> _WORK INSTRUCTIONS_:
Set down each line of the material that follows, exactly, with no pictures.

> _DATA_:
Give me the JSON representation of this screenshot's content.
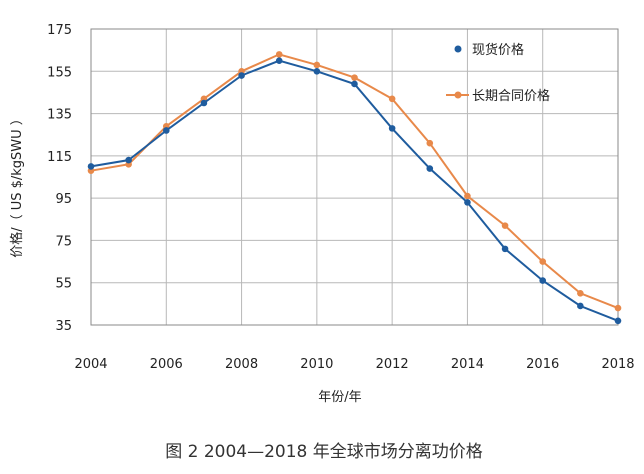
{
  "chart_data": {
    "type": "line",
    "title": "",
    "caption": "图 2   2004—2018 年全球市场分离功价格",
    "xlabel": "年份/年",
    "ylabel": "价格/（ US $/kgSWU ）",
    "xlim": [
      2004,
      2018
    ],
    "ylim": [
      35,
      175
    ],
    "x_ticks": [
      "2004",
      "2006",
      "2008",
      "2010",
      "2012",
      "2014",
      "2016",
      "2018"
    ],
    "y_ticks": [
      "35",
      "55",
      "75",
      "95",
      "115",
      "135",
      "155",
      "175"
    ],
    "grid": true,
    "legend_position": "top-right",
    "x": [
      2004,
      2005,
      2006,
      2007,
      2008,
      2009,
      2010,
      2011,
      2012,
      2013,
      2014,
      2015,
      2016,
      2017,
      2018
    ],
    "series": [
      {
        "name": "现货价格",
        "color": "#1f5c9e",
        "values": [
          110,
          113,
          127,
          140,
          153,
          160,
          155,
          149,
          128,
          109,
          93,
          71,
          56,
          44,
          37
        ]
      },
      {
        "name": "长期合同价格",
        "color": "#e8894a",
        "values": [
          108,
          111,
          129,
          142,
          155,
          163,
          158,
          152,
          142,
          121,
          96,
          82,
          65,
          50,
          43
        ]
      }
    ]
  }
}
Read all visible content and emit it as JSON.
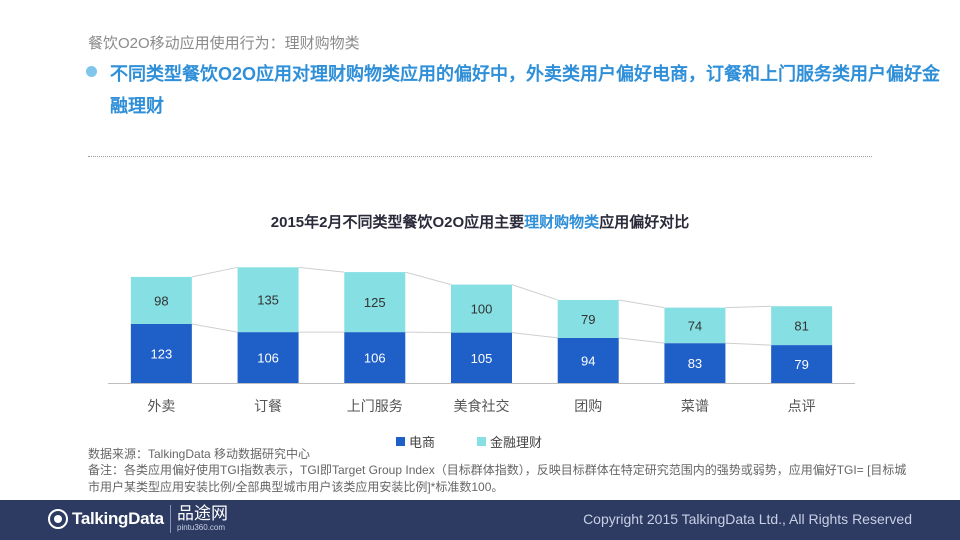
{
  "section_title": "餐饮O2O移动应用使用行为：理财购物类",
  "headline": "不同类型餐饮O2O应用对理财购物类应用的偏好中，外卖类用户偏好电商，订餐和上门服务类用户偏好金融理财",
  "chart_title": {
    "prefix": "2015年2月不同类型餐饮O2O应用主要",
    "highlight": "理财购物类",
    "suffix": "应用偏好对比"
  },
  "chart_data": {
    "type": "bar",
    "stacked": true,
    "title": "2015年2月不同类型餐饮O2O应用主要理财购物类应用偏好对比",
    "categories": [
      "外卖",
      "订餐",
      "上门服务",
      "美食社交",
      "团购",
      "菜谱",
      "点评"
    ],
    "series": [
      {
        "name": "电商",
        "values": [
          123,
          106,
          106,
          105,
          94,
          83,
          79
        ]
      },
      {
        "name": "金融理财",
        "values": [
          98,
          135,
          125,
          100,
          79,
          74,
          81
        ]
      }
    ],
    "xlabel": "",
    "ylabel": "",
    "ylim": [
      0,
      260
    ],
    "grid": false,
    "legend": "bottom"
  },
  "colors": {
    "ecommerce": "#1f5fc8",
    "finance": "#86dfe2",
    "accent": "#2f8fd8",
    "footer": "#2d3b63"
  },
  "source": "数据来源：TalkingData 移动数据研究中心",
  "note": "备注：各类应用偏好使用TGI指数表示，TGI即Target Group Index（目标群体指数），反映目标群体在特定研究范围内的强势或弱势，应用偏好TGI= [目标城市用户某类型应用安装比例/全部典型城市用户该类应用安装比例]*标准数100。",
  "footer": {
    "logo": "TalkingData",
    "partner_name": "品途网",
    "partner_url": "pintu360.com",
    "copyright": "Copyright 2015 TalkingData Ltd., All Rights Reserved"
  }
}
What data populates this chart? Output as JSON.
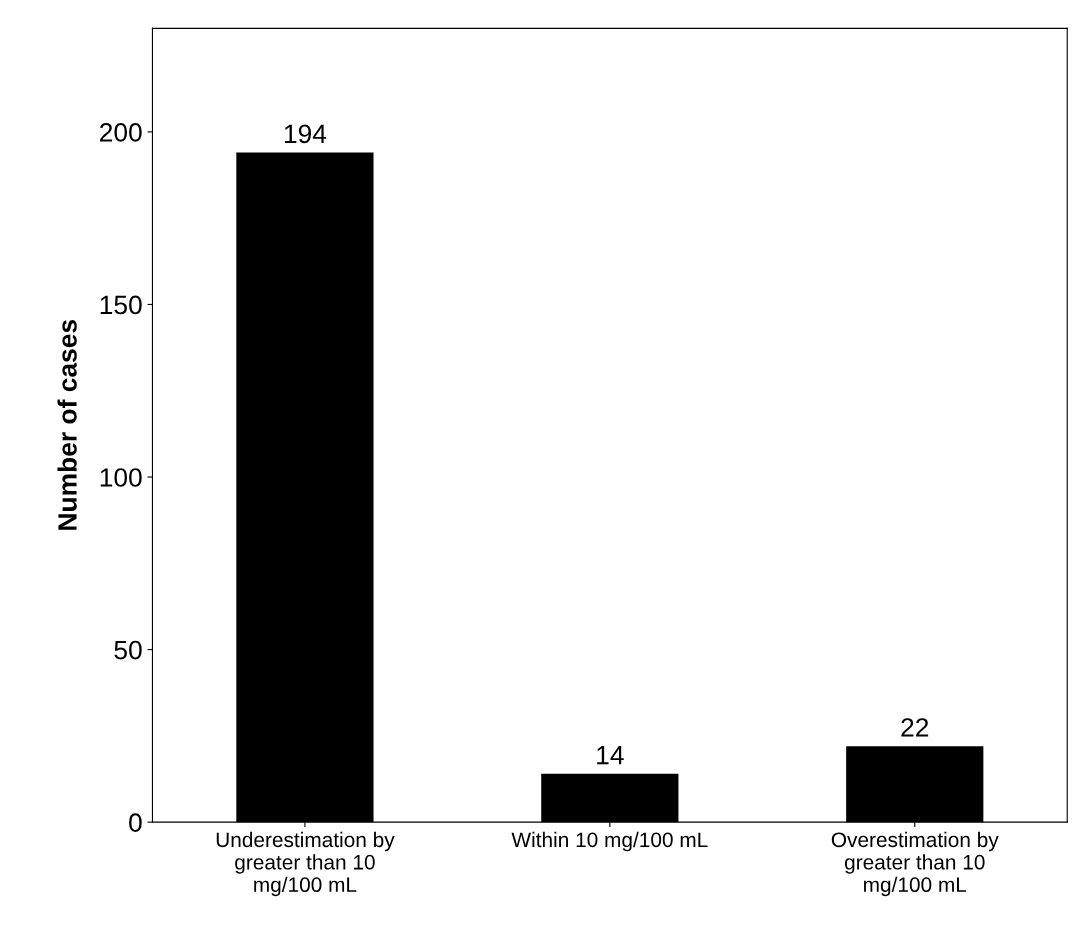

> _REPLY TO THE TASK_:
Give me the JSON representation of this screenshot's content.
{
  "chart_data": {
    "type": "line",
    "title": "",
    "caption": "图 2   2004—2018 年全球市场分离功价格",
    "xlabel": "年份/年",
    "ylabel": "价格/（ US $/kgSWU ）",
    "xlim": [
      2004,
      2018
    ],
    "ylim": [
      35,
      175
    ],
    "x_ticks": [
      "2004",
      "2006",
      "2008",
      "2010",
      "2012",
      "2014",
      "2016",
      "2018"
    ],
    "y_ticks": [
      "35",
      "55",
      "75",
      "95",
      "115",
      "135",
      "155",
      "175"
    ],
    "grid": true,
    "legend_position": "top-right",
    "x": [
      2004,
      2005,
      2006,
      2007,
      2008,
      2009,
      2010,
      2011,
      2012,
      2013,
      2014,
      2015,
      2016,
      2017,
      2018
    ],
    "series": [
      {
        "name": "现货价格",
        "color": "#1f5c9e",
        "values": [
          110,
          113,
          127,
          140,
          153,
          160,
          155,
          149,
          128,
          109,
          93,
          71,
          56,
          44,
          37
        ]
      },
      {
        "name": "长期合同价格",
        "color": "#e8894a",
        "values": [
          108,
          111,
          129,
          142,
          155,
          163,
          158,
          152,
          142,
          121,
          96,
          82,
          65,
          50,
          43
        ]
      }
    ]
  }
}
Read all visible content and emit it as JSON.
{
  "section_title": "餐饮O2O移动应用使用行为：理财购物类",
  "headline": "不同类型餐饮O2O应用对理财购物类应用的偏好中，外卖类用户偏好电商，订餐和上门服务类用户偏好金融理财",
  "chart_title": {
    "prefix": "2015年2月不同类型餐饮O2O应用主要",
    "highlight": "理财购物类",
    "suffix": "应用偏好对比"
  },
  "chart_data": {
    "type": "bar",
    "stacked": true,
    "title": "2015年2月不同类型餐饮O2O应用主要理财购物类应用偏好对比",
    "categories": [
      "外卖",
      "订餐",
      "上门服务",
      "美食社交",
      "团购",
      "菜谱",
      "点评"
    ],
    "series": [
      {
        "name": "电商",
        "values": [
          123,
          106,
          106,
          105,
          94,
          83,
          79
        ]
      },
      {
        "name": "金融理财",
        "values": [
          98,
          135,
          125,
          100,
          79,
          74,
          81
        ]
      }
    ],
    "xlabel": "",
    "ylabel": "",
    "ylim": [
      0,
      260
    ],
    "grid": false,
    "legend": "bottom"
  },
  "colors": {
    "ecommerce": "#1f5fc8",
    "finance": "#86dfe2",
    "accent": "#2f8fd8",
    "footer": "#2d3b63"
  },
  "source": "数据来源：TalkingData 移动数据研究中心",
  "note": "备注：各类应用偏好使用TGI指数表示，TGI即Target Group Index（目标群体指数），反映目标群体在特定研究范围内的强势或弱势，应用偏好TGI= [目标城市用户某类型应用安装比例/全部典型城市用户该类应用安装比例]*标准数100。",
  "footer": {
    "logo": "TalkingData",
    "partner_name": "品途网",
    "partner_url": "pintu360.com",
    "copyright": "Copyright 2015 TalkingData Ltd., All Rights Reserved"
  }
}
What data populates this chart? Output as JSON.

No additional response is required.